» **What you will do**
Set down the records once more, please, exactly and with the pictures left out.

+++ Material

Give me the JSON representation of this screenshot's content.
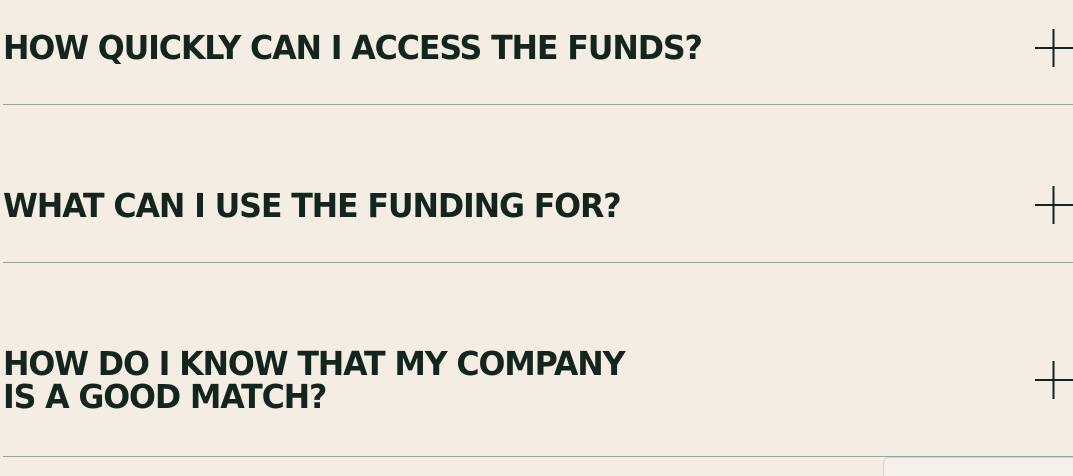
{
  "faq": {
    "items": [
      {
        "question": "HOW QUICKLY CAN I ACCESS THE FUNDS?",
        "toggle_icon": "plus-icon"
      },
      {
        "question": "WHAT CAN I USE THE FUNDING FOR?",
        "toggle_icon": "plus-icon"
      },
      {
        "question_line1": "HOW DO I KNOW THAT MY COMPANY",
        "question_line2": "IS A GOOD MATCH?",
        "toggle_icon": "plus-icon"
      }
    ]
  },
  "colors": {
    "background": "#f3ede4",
    "text": "#13251c",
    "divider": "#9aa296"
  }
}
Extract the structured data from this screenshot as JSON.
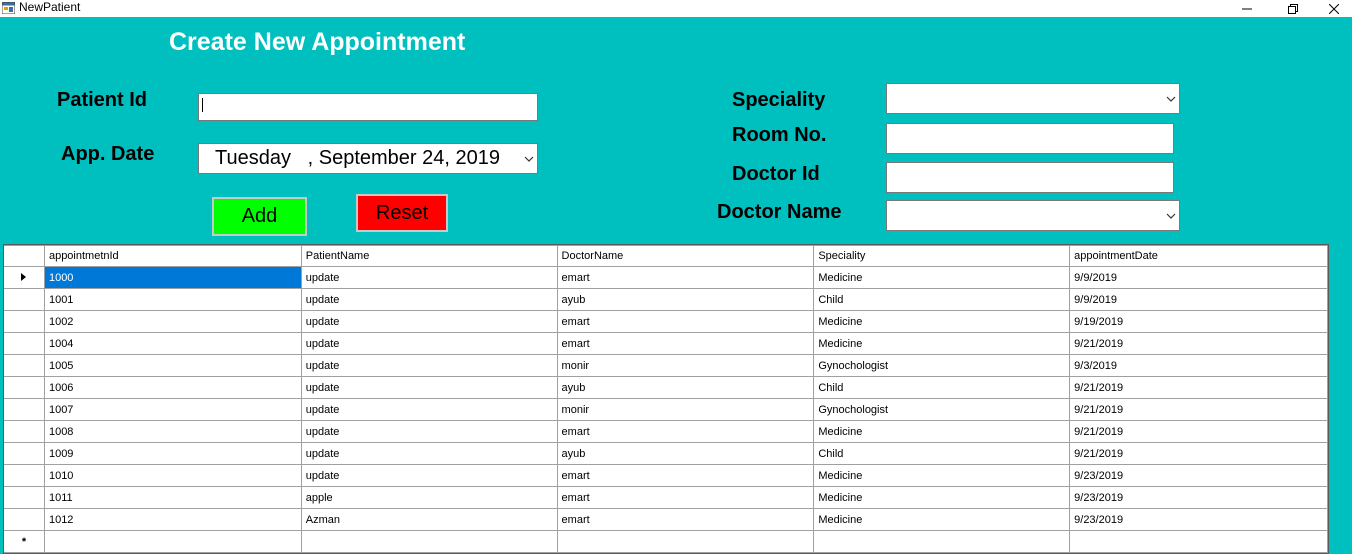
{
  "window": {
    "title": "NewPatient"
  },
  "form": {
    "heading": "Create New Appointment",
    "patient_id_label": "Patient Id",
    "patient_id_value": "",
    "app_date_label": "App. Date",
    "app_date_value": "Tuesday   , September 24, 2019",
    "speciality_label": "Speciality",
    "speciality_value": "",
    "room_label": "Room No.",
    "room_value": "",
    "doctor_id_label": "Doctor Id",
    "doctor_id_value": "",
    "doctor_name_label": "Doctor Name",
    "doctor_name_value": "",
    "add_label": "Add",
    "reset_label": "Reset"
  },
  "colors": {
    "background": "#00BFBF",
    "add": "#00FF00",
    "reset": "#FF0000",
    "selection": "#0078D7"
  },
  "grid": {
    "columns": [
      "appointmetnId",
      "PatientName",
      "DoctorName",
      "Speciality",
      "appointmentDate"
    ],
    "rows": [
      [
        "1000",
        "update",
        "emart",
        "Medicine",
        "9/9/2019"
      ],
      [
        "1001",
        "update",
        "ayub",
        "Child",
        "9/9/2019"
      ],
      [
        "1002",
        "update",
        "emart",
        "Medicine",
        "9/19/2019"
      ],
      [
        "1004",
        "update",
        "emart",
        "Medicine",
        "9/21/2019"
      ],
      [
        "1005",
        "update",
        "monir",
        "Gynochologist",
        "9/3/2019"
      ],
      [
        "1006",
        "update",
        "ayub",
        "Child",
        "9/21/2019"
      ],
      [
        "1007",
        "update",
        "monir",
        "Gynochologist",
        "9/21/2019"
      ],
      [
        "1008",
        "update",
        "emart",
        "Medicine",
        "9/21/2019"
      ],
      [
        "1009",
        "update",
        "ayub",
        "Child",
        "9/21/2019"
      ],
      [
        "1010",
        "update",
        "emart",
        "Medicine",
        "9/23/2019"
      ],
      [
        "1011",
        "apple",
        "emart",
        "Medicine",
        "9/23/2019"
      ],
      [
        "1012",
        "Azman",
        "emart",
        "Medicine",
        "9/23/2019"
      ]
    ],
    "new_row_marker": "*"
  }
}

++++++

» **Solved problem**
Give me the JSON representation of this screenshot's content.
{
  "faq": {
    "items": [
      {
        "question": "HOW QUICKLY CAN I ACCESS THE FUNDS?",
        "toggle_icon": "plus-icon"
      },
      {
        "question": "WHAT CAN I USE THE FUNDING FOR?",
        "toggle_icon": "plus-icon"
      },
      {
        "question_line1": "HOW DO I KNOW THAT MY COMPANY",
        "question_line2": "IS A GOOD MATCH?",
        "toggle_icon": "plus-icon"
      }
    ]
  },
  "colors": {
    "background": "#f3ede4",
    "text": "#13251c",
    "divider": "#9aa296"
  }
}
Extract the structured data from this screenshot as JSON.
{
  "window": {
    "title": "NewPatient"
  },
  "form": {
    "heading": "Create New Appointment",
    "patient_id_label": "Patient Id",
    "patient_id_value": "",
    "app_date_label": "App. Date",
    "app_date_value": "Tuesday   , September 24, 2019",
    "speciality_label": "Speciality",
    "speciality_value": "",
    "room_label": "Room No.",
    "room_value": "",
    "doctor_id_label": "Doctor Id",
    "doctor_id_value": "",
    "doctor_name_label": "Doctor Name",
    "doctor_name_value": "",
    "add_label": "Add",
    "reset_label": "Reset"
  },
  "colors": {
    "background": "#00BFBF",
    "add": "#00FF00",
    "reset": "#FF0000",
    "selection": "#0078D7"
  },
  "grid": {
    "columns": [
      "appointmetnId",
      "PatientName",
      "DoctorName",
      "Speciality",
      "appointmentDate"
    ],
    "rows": [
      [
        "1000",
        "update",
        "emart",
        "Medicine",
        "9/9/2019"
      ],
      [
        "1001",
        "update",
        "ayub",
        "Child",
        "9/9/2019"
      ],
      [
        "1002",
        "update",
        "emart",
        "Medicine",
        "9/19/2019"
      ],
      [
        "1004",
        "update",
        "emart",
        "Medicine",
        "9/21/2019"
      ],
      [
        "1005",
        "update",
        "monir",
        "Gynochologist",
        "9/3/2019"
      ],
      [
        "1006",
        "update",
        "ayub",
        "Child",
        "9/21/2019"
      ],
      [
        "1007",
        "update",
        "monir",
        "Gynochologist",
        "9/21/2019"
      ],
      [
        "1008",
        "update",
        "emart",
        "Medicine",
        "9/21/2019"
      ],
      [
        "1009",
        "update",
        "ayub",
        "Child",
        "9/21/2019"
      ],
      [
        "1010",
        "update",
        "emart",
        "Medicine",
        "9/23/2019"
      ],
      [
        "1011",
        "apple",
        "emart",
        "Medicine",
        "9/23/2019"
      ],
      [
        "1012",
        "Azman",
        "emart",
        "Medicine",
        "9/23/2019"
      ]
    ],
    "new_row_marker": "*"
  }
}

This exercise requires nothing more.